* Recorded data:

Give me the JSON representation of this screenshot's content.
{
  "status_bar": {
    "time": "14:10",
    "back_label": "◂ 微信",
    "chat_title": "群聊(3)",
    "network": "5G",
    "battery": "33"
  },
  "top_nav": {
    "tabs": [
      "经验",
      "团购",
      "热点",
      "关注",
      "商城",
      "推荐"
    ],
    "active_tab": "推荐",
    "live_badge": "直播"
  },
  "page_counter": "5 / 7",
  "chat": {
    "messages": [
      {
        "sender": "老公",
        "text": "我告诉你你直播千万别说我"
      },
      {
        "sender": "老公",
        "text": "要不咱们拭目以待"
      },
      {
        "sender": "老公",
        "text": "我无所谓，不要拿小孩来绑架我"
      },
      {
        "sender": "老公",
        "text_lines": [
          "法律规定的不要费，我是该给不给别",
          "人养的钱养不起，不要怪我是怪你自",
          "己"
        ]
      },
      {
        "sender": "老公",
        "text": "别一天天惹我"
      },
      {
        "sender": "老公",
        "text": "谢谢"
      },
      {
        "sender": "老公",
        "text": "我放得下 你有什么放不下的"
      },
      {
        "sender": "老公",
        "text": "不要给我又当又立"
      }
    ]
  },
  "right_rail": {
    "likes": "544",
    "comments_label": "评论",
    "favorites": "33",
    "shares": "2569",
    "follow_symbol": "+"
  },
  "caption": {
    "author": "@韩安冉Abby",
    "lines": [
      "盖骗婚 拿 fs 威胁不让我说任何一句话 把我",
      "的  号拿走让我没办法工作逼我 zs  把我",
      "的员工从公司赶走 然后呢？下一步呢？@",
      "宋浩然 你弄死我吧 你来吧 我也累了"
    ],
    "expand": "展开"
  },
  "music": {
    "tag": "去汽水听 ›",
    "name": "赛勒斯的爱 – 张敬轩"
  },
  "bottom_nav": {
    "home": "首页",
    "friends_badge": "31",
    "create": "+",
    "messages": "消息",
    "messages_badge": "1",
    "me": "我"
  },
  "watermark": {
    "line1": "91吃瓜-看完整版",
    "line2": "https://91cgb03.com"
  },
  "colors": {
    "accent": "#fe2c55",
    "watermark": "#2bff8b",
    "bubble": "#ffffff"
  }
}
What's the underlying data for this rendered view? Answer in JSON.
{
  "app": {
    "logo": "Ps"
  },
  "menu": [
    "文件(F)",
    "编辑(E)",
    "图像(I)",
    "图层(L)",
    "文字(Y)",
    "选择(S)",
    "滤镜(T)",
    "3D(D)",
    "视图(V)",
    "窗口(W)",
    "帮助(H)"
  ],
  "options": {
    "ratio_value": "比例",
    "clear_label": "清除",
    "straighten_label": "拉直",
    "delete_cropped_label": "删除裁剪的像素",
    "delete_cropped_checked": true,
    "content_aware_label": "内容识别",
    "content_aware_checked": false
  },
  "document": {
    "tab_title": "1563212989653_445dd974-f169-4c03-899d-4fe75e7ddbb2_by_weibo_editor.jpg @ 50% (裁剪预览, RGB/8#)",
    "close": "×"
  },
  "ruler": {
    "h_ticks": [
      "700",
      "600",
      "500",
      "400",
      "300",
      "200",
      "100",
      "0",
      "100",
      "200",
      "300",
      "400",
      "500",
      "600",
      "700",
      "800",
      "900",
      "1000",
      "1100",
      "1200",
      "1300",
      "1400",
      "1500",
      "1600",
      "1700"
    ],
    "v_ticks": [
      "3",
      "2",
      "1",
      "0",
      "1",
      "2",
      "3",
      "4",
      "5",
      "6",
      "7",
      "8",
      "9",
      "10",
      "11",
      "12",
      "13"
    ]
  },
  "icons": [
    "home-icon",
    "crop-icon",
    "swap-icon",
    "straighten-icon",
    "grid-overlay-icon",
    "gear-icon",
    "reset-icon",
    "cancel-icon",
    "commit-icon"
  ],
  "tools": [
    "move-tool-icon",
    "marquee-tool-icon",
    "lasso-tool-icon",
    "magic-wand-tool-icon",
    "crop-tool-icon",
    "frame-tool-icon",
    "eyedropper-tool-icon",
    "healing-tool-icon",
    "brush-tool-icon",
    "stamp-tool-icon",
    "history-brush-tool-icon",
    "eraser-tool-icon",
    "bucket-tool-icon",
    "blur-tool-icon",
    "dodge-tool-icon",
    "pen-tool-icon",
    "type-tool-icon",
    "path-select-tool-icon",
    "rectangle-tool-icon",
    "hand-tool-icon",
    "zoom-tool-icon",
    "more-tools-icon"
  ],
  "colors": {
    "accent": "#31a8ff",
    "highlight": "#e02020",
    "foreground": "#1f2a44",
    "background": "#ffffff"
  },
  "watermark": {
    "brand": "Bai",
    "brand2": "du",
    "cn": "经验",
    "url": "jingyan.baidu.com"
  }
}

* Short exercise: Reproduce the records in full, exactly as written.

* Output:
Give me the JSON representation of this screenshot's content.
{
  "status_bar": {
    "time": "14:10",
    "back_label": "◂ 微信",
    "chat_title": "群聊(3)",
    "network": "5G",
    "battery": "33"
  },
  "top_nav": {
    "tabs": [
      "经验",
      "团购",
      "热点",
      "关注",
      "商城",
      "推荐"
    ],
    "active_tab": "推荐",
    "live_badge": "直播"
  },
  "page_counter": "5 / 7",
  "chat": {
    "messages": [
      {
        "sender": "老公",
        "text": "我告诉你你直播千万别说我"
      },
      {
        "sender": "老公",
        "text": "要不咱们拭目以待"
      },
      {
        "sender": "老公",
        "text": "我无所谓，不要拿小孩来绑架我"
      },
      {
        "sender": "老公",
        "text_lines": [
          "法律规定的不要费，我是该给不给别",
          "人养的钱养不起，不要怪我是怪你自",
          "己"
        ]
      },
      {
        "sender": "老公",
        "text": "别一天天惹我"
      },
      {
        "sender": "老公",
        "text": "谢谢"
      },
      {
        "sender": "老公",
        "text": "我放得下 你有什么放不下的"
      },
      {
        "sender": "老公",
        "text": "不要给我又当又立"
      }
    ]
  },
  "right_rail": {
    "likes": "544",
    "comments_label": "评论",
    "favorites": "33",
    "shares": "2569",
    "follow_symbol": "+"
  },
  "caption": {
    "author": "@韩安冉Abby",
    "lines": [
      "盖骗婚 拿 fs 威胁不让我说任何一句话 把我",
      "的  号拿走让我没办法工作逼我 zs  把我",
      "的员工从公司赶走 然后呢？下一步呢？@",
      "宋浩然 你弄死我吧 你来吧 我也累了"
    ],
    "expand": "展开"
  },
  "music": {
    "tag": "去汽水听 ›",
    "name": "赛勒斯的爱 – 张敬轩"
  },
  "bottom_nav": {
    "home": "首页",
    "friends_badge": "31",
    "create": "+",
    "messages": "消息",
    "messages_badge": "1",
    "me": "我"
  },
  "watermark": {
    "line1": "91吃瓜-看完整版",
    "line2": "https://91cgb03.com"
  },
  "colors": {
    "accent": "#fe2c55",
    "watermark": "#2bff8b",
    "bubble": "#ffffff"
  }
}
What's the underlying data for this rendered view? Answer in JSON.
{
  "app": {
    "logo": "Ps"
  },
  "menu": [
    "文件(F)",
    "编辑(E)",
    "图像(I)",
    "图层(L)",
    "文字(Y)",
    "选择(S)",
    "滤镜(T)",
    "3D(D)",
    "视图(V)",
    "窗口(W)",
    "帮助(H)"
  ],
  "options": {
    "ratio_value": "比例",
    "clear_label": "清除",
    "straighten_label": "拉直",
    "delete_cropped_label": "删除裁剪的像素",
    "delete_cropped_checked": true,
    "content_aware_label": "内容识别",
    "content_aware_checked": false
  },
  "document": {
    "tab_title": "1563212989653_445dd974-f169-4c03-899d-4fe75e7ddbb2_by_weibo_editor.jpg @ 50% (裁剪预览, RGB/8#)",
    "close": "×"
  },
  "ruler": {
    "h_ticks": [
      "700",
      "600",
      "500",
      "400",
      "300",
      "200",
      "100",
      "0",
      "100",
      "200",
      "300",
      "400",
      "500",
      "600",
      "700",
      "800",
      "900",
      "1000",
      "1100",
      "1200",
      "1300",
      "1400",
      "1500",
      "1600",
      "1700"
    ],
    "v_ticks": [
      "3",
      "2",
      "1",
      "0",
      "1",
      "2",
      "3",
      "4",
      "5",
      "6",
      "7",
      "8",
      "9",
      "10",
      "11",
      "12",
      "13"
    ]
  },
  "icons": [
    "home-icon",
    "crop-icon",
    "swap-icon",
    "straighten-icon",
    "grid-overlay-icon",
    "gear-icon",
    "reset-icon",
    "cancel-icon",
    "commit-icon"
  ],
  "tools": [
    "move-tool-icon",
    "marquee-tool-icon",
    "lasso-tool-icon",
    "magic-wand-tool-icon",
    "crop-tool-icon",
    "frame-tool-icon",
    "eyedropper-tool-icon",
    "healing-tool-icon",
    "brush-tool-icon",
    "stamp-tool-icon",
    "history-brush-tool-icon",
    "eraser-tool-icon",
    "bucket-tool-icon",
    "blur-tool-icon",
    "dodge-tool-icon",
    "pen-tool-icon",
    "type-tool-icon",
    "path-select-tool-icon",
    "rectangle-tool-icon",
    "hand-tool-icon",
    "zoom-tool-icon",
    "more-tools-icon"
  ],
  "colors": {
    "accent": "#31a8ff",
    "highlight": "#e02020",
    "foreground": "#1f2a44",
    "background": "#ffffff"
  },
  "watermark": {
    "brand": "Bai",
    "brand2": "du",
    "cn": "经验",
    "url": "jingyan.baidu.com"
  }
}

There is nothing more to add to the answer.